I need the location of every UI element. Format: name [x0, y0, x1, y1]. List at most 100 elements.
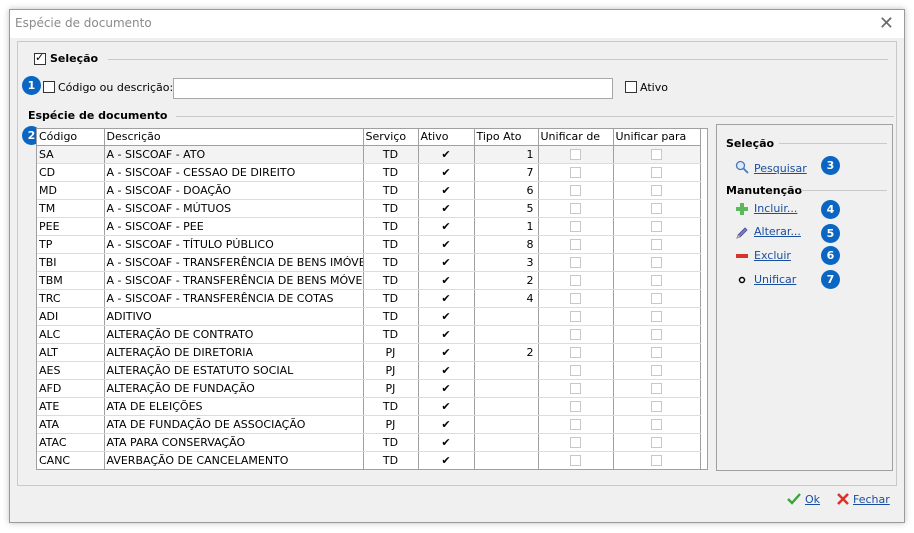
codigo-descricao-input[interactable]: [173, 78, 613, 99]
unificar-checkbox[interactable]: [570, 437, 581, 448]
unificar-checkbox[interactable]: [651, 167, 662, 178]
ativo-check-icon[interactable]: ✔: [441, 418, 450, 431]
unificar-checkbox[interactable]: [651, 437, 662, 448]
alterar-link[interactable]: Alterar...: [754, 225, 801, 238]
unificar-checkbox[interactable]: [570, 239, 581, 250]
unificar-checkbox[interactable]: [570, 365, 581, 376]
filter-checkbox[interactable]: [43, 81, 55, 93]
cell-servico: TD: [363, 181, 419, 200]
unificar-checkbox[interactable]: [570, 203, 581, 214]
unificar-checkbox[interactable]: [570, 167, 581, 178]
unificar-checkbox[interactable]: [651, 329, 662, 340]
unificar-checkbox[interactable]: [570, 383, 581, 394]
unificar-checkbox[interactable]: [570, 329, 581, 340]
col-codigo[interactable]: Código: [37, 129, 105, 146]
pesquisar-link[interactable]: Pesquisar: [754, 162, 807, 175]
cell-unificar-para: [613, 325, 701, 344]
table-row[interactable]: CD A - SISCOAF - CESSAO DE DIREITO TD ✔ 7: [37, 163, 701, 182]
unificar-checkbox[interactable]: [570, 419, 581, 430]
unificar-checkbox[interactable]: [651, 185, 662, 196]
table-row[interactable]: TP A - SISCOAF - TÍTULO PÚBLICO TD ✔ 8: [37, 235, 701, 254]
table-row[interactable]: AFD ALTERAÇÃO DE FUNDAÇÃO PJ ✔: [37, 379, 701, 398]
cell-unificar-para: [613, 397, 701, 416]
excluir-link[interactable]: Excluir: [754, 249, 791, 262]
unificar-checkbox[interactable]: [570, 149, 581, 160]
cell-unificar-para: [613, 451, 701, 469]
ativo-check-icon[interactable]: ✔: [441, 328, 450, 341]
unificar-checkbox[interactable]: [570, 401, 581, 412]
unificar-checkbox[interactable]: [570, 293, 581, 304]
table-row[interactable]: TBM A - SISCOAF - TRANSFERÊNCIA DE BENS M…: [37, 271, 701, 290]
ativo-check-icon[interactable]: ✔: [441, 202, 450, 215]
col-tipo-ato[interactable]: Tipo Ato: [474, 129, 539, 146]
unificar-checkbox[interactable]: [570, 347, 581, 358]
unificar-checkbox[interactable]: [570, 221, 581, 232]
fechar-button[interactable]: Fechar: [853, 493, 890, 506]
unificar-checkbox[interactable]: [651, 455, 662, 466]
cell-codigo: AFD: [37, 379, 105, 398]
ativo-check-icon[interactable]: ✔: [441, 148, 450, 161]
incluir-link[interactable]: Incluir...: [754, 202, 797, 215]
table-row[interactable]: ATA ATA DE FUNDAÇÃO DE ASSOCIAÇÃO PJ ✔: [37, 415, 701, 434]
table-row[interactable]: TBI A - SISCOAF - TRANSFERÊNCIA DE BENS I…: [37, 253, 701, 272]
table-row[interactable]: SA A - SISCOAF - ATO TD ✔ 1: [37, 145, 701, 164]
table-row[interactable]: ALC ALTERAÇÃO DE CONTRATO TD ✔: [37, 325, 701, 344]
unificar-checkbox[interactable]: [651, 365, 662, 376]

### PROBLEM DETAILS
Please copy the records above line for line, leaving out the pictures.

### FULL SOLUTION
I need the location of every UI element. Format: name [x0, y0, x1, y1]. List at most 100 elements.
codigo-descricao-input[interactable]: [173, 78, 613, 99]
unificar-checkbox[interactable]: [570, 437, 581, 448]
unificar-checkbox[interactable]: [651, 167, 662, 178]
ativo-check-icon[interactable]: ✔: [441, 418, 450, 431]
unificar-checkbox[interactable]: [651, 437, 662, 448]
alterar-link[interactable]: Alterar...: [754, 225, 801, 238]
unificar-checkbox[interactable]: [570, 239, 581, 250]
unificar-checkbox[interactable]: [570, 365, 581, 376]
filter-checkbox[interactable]: [43, 81, 55, 93]
cell-servico: TD: [363, 181, 419, 200]
unificar-checkbox[interactable]: [570, 203, 581, 214]
unificar-checkbox[interactable]: [570, 167, 581, 178]
unificar-checkbox[interactable]: [651, 329, 662, 340]
unificar-checkbox[interactable]: [570, 383, 581, 394]
unificar-checkbox[interactable]: [570, 329, 581, 340]
col-codigo[interactable]: Código: [37, 129, 105, 146]
pesquisar-link[interactable]: Pesquisar: [754, 162, 807, 175]
cell-unificar-para: [613, 325, 701, 344]
table-row[interactable]: CD A - SISCOAF - CESSAO DE DIREITO TD ✔ 7: [37, 163, 701, 182]
unificar-checkbox[interactable]: [570, 419, 581, 430]
unificar-checkbox[interactable]: [651, 185, 662, 196]
table-row[interactable]: TP A - SISCOAF - TÍTULO PÚBLICO TD ✔ 8: [37, 235, 701, 254]
table-row[interactable]: AFD ALTERAÇÃO DE FUNDAÇÃO PJ ✔: [37, 379, 701, 398]
cell-unificar-para: [613, 397, 701, 416]
excluir-link[interactable]: Excluir: [754, 249, 791, 262]
unificar-checkbox[interactable]: [570, 149, 581, 160]
cell-unificar-para: [613, 451, 701, 469]
ativo-check-icon[interactable]: ✔: [441, 328, 450, 341]
unificar-checkbox[interactable]: [570, 401, 581, 412]
unificar-checkbox[interactable]: [570, 293, 581, 304]
table-row[interactable]: TBM A - SISCOAF - TRANSFERÊNCIA DE BENS M…: [37, 271, 701, 290]
ativo-check-icon[interactable]: ✔: [441, 202, 450, 215]
col-tipo-ato[interactable]: Tipo Ato: [474, 129, 539, 146]
unificar-checkbox[interactable]: [570, 347, 581, 358]
unificar-checkbox[interactable]: [570, 221, 581, 232]
fechar-button[interactable]: Fechar: [853, 493, 890, 506]
unificar-checkbox[interactable]: [651, 455, 662, 466]
cell-codigo: AFD: [37, 379, 105, 398]
ativo-check-icon[interactable]: ✔: [441, 148, 450, 161]
incluir-link[interactable]: Incluir...: [754, 202, 797, 215]
table-row[interactable]: ATA ATA DE FUNDAÇÃO DE ASSOCIAÇÃO PJ ✔: [37, 415, 701, 434]
table-row[interactable]: TBI A - SISCOAF - TRANSFERÊNCIA DE BENS I…: [37, 253, 701, 272]
table-row[interactable]: SA A - SISCOAF - ATO TD ✔ 1: [37, 145, 701, 164]
table-row[interactable]: ALC ALTERAÇÃO DE CONTRATO TD ✔: [37, 325, 701, 344]
unificar-checkbox[interactable]: [651, 365, 662, 376]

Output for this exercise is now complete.